Problem to solve: The data must be written out once more, precisely as given.
** start of Material supplied **
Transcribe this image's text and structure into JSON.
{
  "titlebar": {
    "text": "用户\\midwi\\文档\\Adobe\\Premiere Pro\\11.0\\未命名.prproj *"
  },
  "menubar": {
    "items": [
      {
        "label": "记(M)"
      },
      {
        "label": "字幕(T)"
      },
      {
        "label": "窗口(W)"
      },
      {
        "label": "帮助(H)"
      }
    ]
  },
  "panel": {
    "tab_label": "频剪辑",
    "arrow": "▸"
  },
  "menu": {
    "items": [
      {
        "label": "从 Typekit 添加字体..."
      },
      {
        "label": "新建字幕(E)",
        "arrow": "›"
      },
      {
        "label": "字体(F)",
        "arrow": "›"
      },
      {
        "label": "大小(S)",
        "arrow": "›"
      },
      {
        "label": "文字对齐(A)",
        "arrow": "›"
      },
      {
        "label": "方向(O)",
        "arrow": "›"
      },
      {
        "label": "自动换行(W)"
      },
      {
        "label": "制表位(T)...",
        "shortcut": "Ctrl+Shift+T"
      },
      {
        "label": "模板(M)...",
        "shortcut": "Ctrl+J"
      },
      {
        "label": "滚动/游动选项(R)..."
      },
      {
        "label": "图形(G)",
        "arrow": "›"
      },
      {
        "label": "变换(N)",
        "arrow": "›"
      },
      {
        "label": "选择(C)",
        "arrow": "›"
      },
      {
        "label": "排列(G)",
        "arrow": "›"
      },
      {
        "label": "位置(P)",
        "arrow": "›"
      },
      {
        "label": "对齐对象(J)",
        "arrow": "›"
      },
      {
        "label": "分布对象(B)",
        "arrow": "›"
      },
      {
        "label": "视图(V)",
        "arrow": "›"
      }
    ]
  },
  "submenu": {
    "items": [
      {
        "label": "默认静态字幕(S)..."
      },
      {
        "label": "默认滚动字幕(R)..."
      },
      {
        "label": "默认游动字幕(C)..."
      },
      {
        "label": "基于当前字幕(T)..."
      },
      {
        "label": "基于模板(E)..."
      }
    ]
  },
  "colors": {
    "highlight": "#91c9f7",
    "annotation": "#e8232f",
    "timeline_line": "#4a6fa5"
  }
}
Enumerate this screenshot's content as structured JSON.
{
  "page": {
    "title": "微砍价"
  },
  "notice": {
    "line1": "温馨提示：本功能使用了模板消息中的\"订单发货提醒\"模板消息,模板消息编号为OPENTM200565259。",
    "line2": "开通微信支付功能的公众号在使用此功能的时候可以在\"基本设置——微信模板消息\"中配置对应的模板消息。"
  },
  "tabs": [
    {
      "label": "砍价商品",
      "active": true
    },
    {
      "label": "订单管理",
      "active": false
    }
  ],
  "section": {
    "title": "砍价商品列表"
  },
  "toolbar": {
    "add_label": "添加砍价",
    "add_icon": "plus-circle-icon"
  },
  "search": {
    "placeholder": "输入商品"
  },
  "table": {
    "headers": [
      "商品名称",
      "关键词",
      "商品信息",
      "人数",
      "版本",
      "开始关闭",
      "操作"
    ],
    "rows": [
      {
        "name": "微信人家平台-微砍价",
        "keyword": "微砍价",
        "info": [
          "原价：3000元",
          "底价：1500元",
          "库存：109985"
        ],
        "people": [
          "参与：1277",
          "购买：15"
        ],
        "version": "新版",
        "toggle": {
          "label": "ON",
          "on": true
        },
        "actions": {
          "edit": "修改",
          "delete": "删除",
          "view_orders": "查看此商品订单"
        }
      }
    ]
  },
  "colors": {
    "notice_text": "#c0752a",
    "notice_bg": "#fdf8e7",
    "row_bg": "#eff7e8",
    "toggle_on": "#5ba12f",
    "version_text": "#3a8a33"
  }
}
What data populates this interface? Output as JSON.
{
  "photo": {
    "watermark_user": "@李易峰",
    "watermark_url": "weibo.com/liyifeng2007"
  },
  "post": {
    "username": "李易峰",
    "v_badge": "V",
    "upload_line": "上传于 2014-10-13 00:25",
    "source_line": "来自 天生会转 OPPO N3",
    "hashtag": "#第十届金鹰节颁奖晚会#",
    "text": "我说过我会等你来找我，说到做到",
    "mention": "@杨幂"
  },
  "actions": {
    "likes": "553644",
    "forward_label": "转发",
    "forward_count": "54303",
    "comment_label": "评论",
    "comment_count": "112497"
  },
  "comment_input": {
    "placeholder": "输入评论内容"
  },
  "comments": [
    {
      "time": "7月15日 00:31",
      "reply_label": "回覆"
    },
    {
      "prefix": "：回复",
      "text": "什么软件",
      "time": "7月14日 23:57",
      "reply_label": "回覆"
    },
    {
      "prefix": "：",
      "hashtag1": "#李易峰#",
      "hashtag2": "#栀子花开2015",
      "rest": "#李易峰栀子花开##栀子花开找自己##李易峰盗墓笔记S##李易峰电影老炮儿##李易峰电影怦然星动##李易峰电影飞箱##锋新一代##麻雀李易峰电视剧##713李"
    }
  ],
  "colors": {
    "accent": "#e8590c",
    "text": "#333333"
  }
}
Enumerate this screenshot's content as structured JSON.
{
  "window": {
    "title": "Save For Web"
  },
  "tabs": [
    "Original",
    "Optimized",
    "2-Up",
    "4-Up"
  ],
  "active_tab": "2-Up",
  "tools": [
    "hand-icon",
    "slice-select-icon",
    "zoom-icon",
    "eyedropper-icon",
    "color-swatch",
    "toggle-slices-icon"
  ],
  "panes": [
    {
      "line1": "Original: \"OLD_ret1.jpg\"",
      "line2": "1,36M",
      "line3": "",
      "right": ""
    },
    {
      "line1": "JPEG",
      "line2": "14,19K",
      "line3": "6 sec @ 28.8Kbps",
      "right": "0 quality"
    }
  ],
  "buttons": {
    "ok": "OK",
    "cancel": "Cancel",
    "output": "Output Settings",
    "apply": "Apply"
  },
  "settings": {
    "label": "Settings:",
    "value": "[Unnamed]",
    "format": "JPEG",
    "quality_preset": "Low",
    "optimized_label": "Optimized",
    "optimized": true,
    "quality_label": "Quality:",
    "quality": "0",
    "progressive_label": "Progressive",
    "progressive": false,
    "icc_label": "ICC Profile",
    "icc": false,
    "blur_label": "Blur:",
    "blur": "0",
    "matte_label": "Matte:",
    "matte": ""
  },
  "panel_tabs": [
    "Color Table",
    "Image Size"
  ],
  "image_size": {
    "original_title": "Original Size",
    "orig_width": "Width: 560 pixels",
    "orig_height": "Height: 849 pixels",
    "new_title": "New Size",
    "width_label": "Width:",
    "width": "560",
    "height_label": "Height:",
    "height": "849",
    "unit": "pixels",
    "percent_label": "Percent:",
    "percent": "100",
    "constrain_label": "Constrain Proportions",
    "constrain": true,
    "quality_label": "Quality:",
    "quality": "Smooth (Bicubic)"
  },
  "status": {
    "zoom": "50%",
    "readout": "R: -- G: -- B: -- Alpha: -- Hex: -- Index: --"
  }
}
** end of Material supplied **
Exercise output:
Transcribe this image's text and structure into JSON.
{
  "titlebar": {
    "text": "用户\\midwi\\文档\\Adobe\\Premiere Pro\\11.0\\未命名.prproj *"
  },
  "menubar": {
    "items": [
      {
        "label": "记(M)"
      },
      {
        "label": "字幕(T)"
      },
      {
        "label": "窗口(W)"
      },
      {
        "label": "帮助(H)"
      }
    ]
  },
  "panel": {
    "tab_label": "频剪辑",
    "arrow": "▸"
  },
  "menu": {
    "items": [
      {
        "label": "从 Typekit 添加字体..."
      },
      {
        "label": "新建字幕(E)",
        "arrow": "›"
      },
      {
        "label": "字体(F)",
        "arrow": "›"
      },
      {
        "label": "大小(S)",
        "arrow": "›"
      },
      {
        "label": "文字对齐(A)",
        "arrow": "›"
      },
      {
        "label": "方向(O)",
        "arrow": "›"
      },
      {
        "label": "自动换行(W)"
      },
      {
        "label": "制表位(T)...",
        "shortcut": "Ctrl+Shift+T"
      },
      {
        "label": "模板(M)...",
        "shortcut": "Ctrl+J"
      },
      {
        "label": "滚动/游动选项(R)..."
      },
      {
        "label": "图形(G)",
        "arrow": "›"
      },
      {
        "label": "变换(N)",
        "arrow": "›"
      },
      {
        "label": "选择(C)",
        "arrow": "›"
      },
      {
        "label": "排列(G)",
        "arrow": "›"
      },
      {
        "label": "位置(P)",
        "arrow": "›"
      },
      {
        "label": "对齐对象(J)",
        "arrow": "›"
      },
      {
        "label": "分布对象(B)",
        "arrow": "›"
      },
      {
        "label": "视图(V)",
        "arrow": "›"
      }
    ]
  },
  "submenu": {
    "items": [
      {
        "label": "默认静态字幕(S)..."
      },
      {
        "label": "默认滚动字幕(R)..."
      },
      {
        "label": "默认游动字幕(C)..."
      },
      {
        "label": "基于当前字幕(T)..."
      },
      {
        "label": "基于模板(E)..."
      }
    ]
  },
  "colors": {
    "highlight": "#91c9f7",
    "annotation": "#e8232f",
    "timeline_line": "#4a6fa5"
  }
}
Enumerate this screenshot's content as structured JSON.
{
  "page": {
    "title": "微砍价"
  },
  "notice": {
    "line1": "温馨提示：本功能使用了模板消息中的\"订单发货提醒\"模板消息,模板消息编号为OPENTM200565259。",
    "line2": "开通微信支付功能的公众号在使用此功能的时候可以在\"基本设置——微信模板消息\"中配置对应的模板消息。"
  },
  "tabs": [
    {
      "label": "砍价商品",
      "active": true
    },
    {
      "label": "订单管理",
      "active": false
    }
  ],
  "section": {
    "title": "砍价商品列表"
  },
  "toolbar": {
    "add_label": "添加砍价",
    "add_icon": "plus-circle-icon"
  },
  "search": {
    "placeholder": "输入商品"
  },
  "table": {
    "headers": [
      "商品名称",
      "关键词",
      "商品信息",
      "人数",
      "版本",
      "开始关闭",
      "操作"
    ],
    "rows": [
      {
        "name": "微信人家平台-微砍价",
        "keyword": "微砍价",
        "info": [
          "原价：3000元",
          "底价：1500元",
          "库存：109985"
        ],
        "people": [
          "参与：1277",
          "购买：15"
        ],
        "version": "新版",
        "toggle": {
          "label": "ON",
          "on": true
        },
        "actions": {
          "edit": "修改",
          "delete": "删除",
          "view_orders": "查看此商品订单"
        }
      }
    ]
  },
  "colors": {
    "notice_text": "#c0752a",
    "notice_bg": "#fdf8e7",
    "row_bg": "#eff7e8",
    "toggle_on": "#5ba12f",
    "version_text": "#3a8a33"
  }
}
What data populates this interface? Output as JSON.
{
  "photo": {
    "watermark_user": "@李易峰",
    "watermark_url": "weibo.com/liyifeng2007"
  },
  "post": {
    "username": "李易峰",
    "v_badge": "V",
    "upload_line": "上传于 2014-10-13 00:25",
    "source_line": "来自 天生会转 OPPO N3",
    "hashtag": "#第十届金鹰节颁奖晚会#",
    "text": "我说过我会等你来找我，说到做到",
    "mention": "@杨幂"
  },
  "actions": {
    "likes": "553644",
    "forward_label": "转发",
    "forward_count": "54303",
    "comment_label": "评论",
    "comment_count": "112497"
  },
  "comment_input": {
    "placeholder": "输入评论内容"
  },
  "comments": [
    {
      "time": "7月15日 00:31",
      "reply_label": "回覆"
    },
    {
      "prefix": "：回复",
      "text": "什么软件",
      "time": "7月14日 23:57",
      "reply_label": "回覆"
    },
    {
      "prefix": "：",
      "hashtag1": "#李易峰#",
      "hashtag2": "#栀子花开2015",
      "rest": "#李易峰栀子花开##栀子花开找自己##李易峰盗墓笔记S##李易峰电影老炮儿##李易峰电影怦然星动##李易峰电影飞箱##锋新一代##麻雀李易峰电视剧##713李"
    }
  ],
  "colors": {
    "accent": "#e8590c",
    "text": "#333333"
  }
}
Enumerate this screenshot's content as structured JSON.
{
  "window": {
    "title": "Save For Web"
  },
  "tabs": [
    "Original",
    "Optimized",
    "2-Up",
    "4-Up"
  ],
  "active_tab": "2-Up",
  "tools": [
    "hand-icon",
    "slice-select-icon",
    "zoom-icon",
    "eyedropper-icon",
    "color-swatch",
    "toggle-slices-icon"
  ],
  "panes": [
    {
      "line1": "Original: \"OLD_ret1.jpg\"",
      "line2": "1,36M",
      "line3": "",
      "right": ""
    },
    {
      "line1": "JPEG",
      "line2": "14,19K",
      "line3": "6 sec @ 28.8Kbps",
      "right": "0 quality"
    }
  ],
  "buttons": {
    "ok": "OK",
    "cancel": "Cancel",
    "output": "Output Settings",
    "apply": "Apply"
  },
  "settings": {
    "label": "Settings:",
    "value": "[Unnamed]",
    "format": "JPEG",
    "quality_preset": "Low",
    "optimized_label": "Optimized",
    "optimized": true,
    "quality_label": "Quality:",
    "quality": "0",
    "progressive_label": "Progressive",
    "progressive": false,
    "icc_label": "ICC Profile",
    "icc": false,
    "blur_label": "Blur:",
    "blur": "0",
    "matte_label": "Matte:",
    "matte": ""
  },
  "panel_tabs": [
    "Color Table",
    "Image Size"
  ],
  "image_size": {
    "original_title": "Original Size",
    "orig_width": "Width: 560 pixels",
    "orig_height": "Height: 849 pixels",
    "new_title": "New Size",
    "width_label": "Width:",
    "width": "560",
    "height_label": "Height:",
    "height": "849",
    "unit": "pixels",
    "percent_label": "Percent:",
    "percent": "100",
    "constrain_label": "Constrain Proportions",
    "constrain": true,
    "quality_label": "Quality:",
    "quality": "Smooth (Bicubic)"
  },
  "status": {
    "zoom": "50%",
    "readout": "R: -- G: -- B: -- Alpha: -- Hex: -- Index: --"
  }
}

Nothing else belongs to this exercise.